→ **What to do**: Every entry must be given again exactly.

→ **Excerpted data**:
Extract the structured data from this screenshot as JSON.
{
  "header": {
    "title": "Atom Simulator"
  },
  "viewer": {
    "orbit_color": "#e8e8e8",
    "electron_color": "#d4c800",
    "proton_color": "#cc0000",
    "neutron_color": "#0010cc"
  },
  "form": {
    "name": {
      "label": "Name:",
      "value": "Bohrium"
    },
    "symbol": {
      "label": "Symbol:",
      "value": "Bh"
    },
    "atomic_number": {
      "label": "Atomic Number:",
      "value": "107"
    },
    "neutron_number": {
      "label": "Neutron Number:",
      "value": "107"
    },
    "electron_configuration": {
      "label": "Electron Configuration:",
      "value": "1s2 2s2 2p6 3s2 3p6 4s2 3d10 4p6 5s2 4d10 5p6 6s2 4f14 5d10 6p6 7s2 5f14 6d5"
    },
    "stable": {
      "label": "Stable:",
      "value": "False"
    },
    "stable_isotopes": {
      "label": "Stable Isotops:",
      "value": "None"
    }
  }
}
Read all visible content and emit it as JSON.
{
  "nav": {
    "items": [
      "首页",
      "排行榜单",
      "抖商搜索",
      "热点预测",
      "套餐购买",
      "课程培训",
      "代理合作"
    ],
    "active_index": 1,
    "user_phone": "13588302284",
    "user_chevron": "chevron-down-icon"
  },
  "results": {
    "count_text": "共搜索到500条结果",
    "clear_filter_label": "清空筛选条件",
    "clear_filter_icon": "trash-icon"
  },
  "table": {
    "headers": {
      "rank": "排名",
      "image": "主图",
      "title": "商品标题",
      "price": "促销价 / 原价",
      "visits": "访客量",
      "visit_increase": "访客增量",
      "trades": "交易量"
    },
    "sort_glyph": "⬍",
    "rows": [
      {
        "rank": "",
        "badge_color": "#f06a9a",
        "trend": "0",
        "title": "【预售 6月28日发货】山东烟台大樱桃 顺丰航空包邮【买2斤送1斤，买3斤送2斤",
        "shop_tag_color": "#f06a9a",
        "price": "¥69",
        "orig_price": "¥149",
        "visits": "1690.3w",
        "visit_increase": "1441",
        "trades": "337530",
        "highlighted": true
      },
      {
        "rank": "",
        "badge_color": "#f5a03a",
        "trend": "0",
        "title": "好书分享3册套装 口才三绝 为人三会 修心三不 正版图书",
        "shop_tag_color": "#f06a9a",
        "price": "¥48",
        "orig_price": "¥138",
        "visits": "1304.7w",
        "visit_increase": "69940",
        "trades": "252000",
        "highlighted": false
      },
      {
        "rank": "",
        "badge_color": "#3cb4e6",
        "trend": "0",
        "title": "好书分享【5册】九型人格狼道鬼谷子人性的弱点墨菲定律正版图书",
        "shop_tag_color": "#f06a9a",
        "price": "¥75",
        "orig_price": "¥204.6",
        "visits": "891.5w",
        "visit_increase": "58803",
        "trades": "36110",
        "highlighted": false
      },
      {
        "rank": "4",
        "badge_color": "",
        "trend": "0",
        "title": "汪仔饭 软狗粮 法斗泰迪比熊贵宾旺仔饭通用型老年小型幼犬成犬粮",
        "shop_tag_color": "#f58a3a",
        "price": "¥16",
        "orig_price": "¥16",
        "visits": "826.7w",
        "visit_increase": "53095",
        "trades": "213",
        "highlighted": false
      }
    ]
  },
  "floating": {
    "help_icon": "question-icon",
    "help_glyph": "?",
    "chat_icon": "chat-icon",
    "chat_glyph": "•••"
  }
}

→ **Response below**:
Extract the structured data from this screenshot as JSON.
{
  "header": {
    "title": "Atom Simulator"
  },
  "viewer": {
    "orbit_color": "#e8e8e8",
    "electron_color": "#d4c800",
    "proton_color": "#cc0000",
    "neutron_color": "#0010cc"
  },
  "form": {
    "name": {
      "label": "Name:",
      "value": "Bohrium"
    },
    "symbol": {
      "label": "Symbol:",
      "value": "Bh"
    },
    "atomic_number": {
      "label": "Atomic Number:",
      "value": "107"
    },
    "neutron_number": {
      "label": "Neutron Number:",
      "value": "107"
    },
    "electron_configuration": {
      "label": "Electron Configuration:",
      "value": "1s2 2s2 2p6 3s2 3p6 4s2 3d10 4p6 5s2 4d10 5p6 6s2 4f14 5d10 6p6 7s2 5f14 6d5"
    },
    "stable": {
      "label": "Stable:",
      "value": "False"
    },
    "stable_isotopes": {
      "label": "Stable Isotops:",
      "value": "None"
    }
  }
}
Read all visible content and emit it as JSON.
{
  "nav": {
    "items": [
      "首页",
      "排行榜单",
      "抖商搜索",
      "热点预测",
      "套餐购买",
      "课程培训",
      "代理合作"
    ],
    "active_index": 1,
    "user_phone": "13588302284",
    "user_chevron": "chevron-down-icon"
  },
  "results": {
    "count_text": "共搜索到500条结果",
    "clear_filter_label": "清空筛选条件",
    "clear_filter_icon": "trash-icon"
  },
  "table": {
    "headers": {
      "rank": "排名",
      "image": "主图",
      "title": "商品标题",
      "price": "促销价 / 原价",
      "visits": "访客量",
      "visit_increase": "访客增量",
      "trades": "交易量"
    },
    "sort_glyph": "⬍",
    "rows": [
      {
        "rank": "",
        "badge_color": "#f06a9a",
        "trend": "0",
        "title": "【预售 6月28日发货】山东烟台大樱桃 顺丰航空包邮【买2斤送1斤，买3斤送2斤",
        "shop_tag_color": "#f06a9a",
        "price": "¥69",
        "orig_price": "¥149",
        "visits": "1690.3w",
        "visit_increase": "1441",
        "trades": "337530",
        "highlighted": true
      },
      {
        "rank": "",
        "badge_color": "#f5a03a",
        "trend": "0",
        "title": "好书分享3册套装 口才三绝 为人三会 修心三不 正版图书",
        "shop_tag_color": "#f06a9a",
        "price": "¥48",
        "orig_price": "¥138",
        "visits": "1304.7w",
        "visit_increase": "69940",
        "trades": "252000",
        "highlighted": false
      },
      {
        "rank": "",
        "badge_color": "#3cb4e6",
        "trend": "0",
        "title": "好书分享【5册】九型人格狼道鬼谷子人性的弱点墨菲定律正版图书",
        "shop_tag_color": "#f06a9a",
        "price": "¥75",
        "orig_price": "¥204.6",
        "visits": "891.5w",
        "visit_increase": "58803",
        "trades": "36110",
        "highlighted": false
      },
      {
        "rank": "4",
        "badge_color": "",
        "trend": "0",
        "title": "汪仔饭 软狗粮 法斗泰迪比熊贵宾旺仔饭通用型老年小型幼犬成犬粮",
        "shop_tag_color": "#f58a3a",
        "price": "¥16",
        "orig_price": "¥16",
        "visits": "826.7w",
        "visit_increase": "53095",
        "trades": "213",
        "highlighted": false
      }
    ]
  },
  "floating": {
    "help_icon": "question-icon",
    "help_glyph": "?",
    "chat_icon": "chat-icon",
    "chat_glyph": "•••"
  }
}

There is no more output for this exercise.